**Stated exercise**
Check each line of the listing for the word "культуре" and report how many lines contain it, giving nothing but the number.

**Dataset entries**
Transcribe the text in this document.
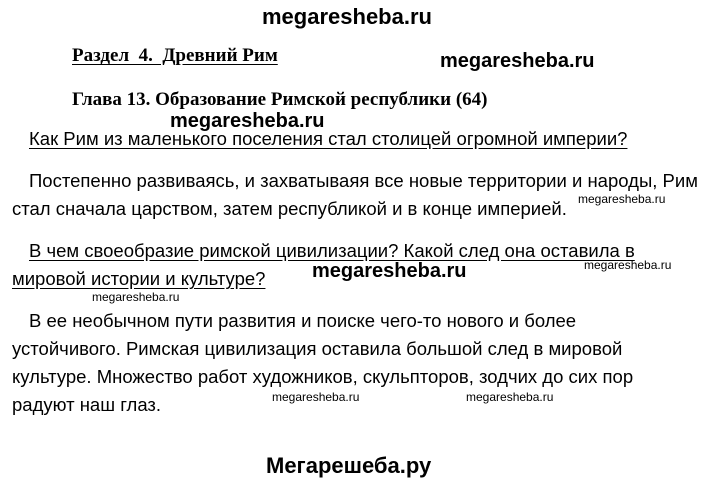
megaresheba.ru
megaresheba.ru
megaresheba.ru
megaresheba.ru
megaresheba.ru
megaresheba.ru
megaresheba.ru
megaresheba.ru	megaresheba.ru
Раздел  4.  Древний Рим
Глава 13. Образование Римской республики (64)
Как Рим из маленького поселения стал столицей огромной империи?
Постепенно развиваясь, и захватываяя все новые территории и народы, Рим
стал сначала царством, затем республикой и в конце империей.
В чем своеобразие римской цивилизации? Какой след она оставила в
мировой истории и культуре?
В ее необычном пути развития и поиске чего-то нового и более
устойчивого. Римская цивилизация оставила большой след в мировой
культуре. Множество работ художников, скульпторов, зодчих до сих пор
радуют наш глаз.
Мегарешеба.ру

**Result of this task**
2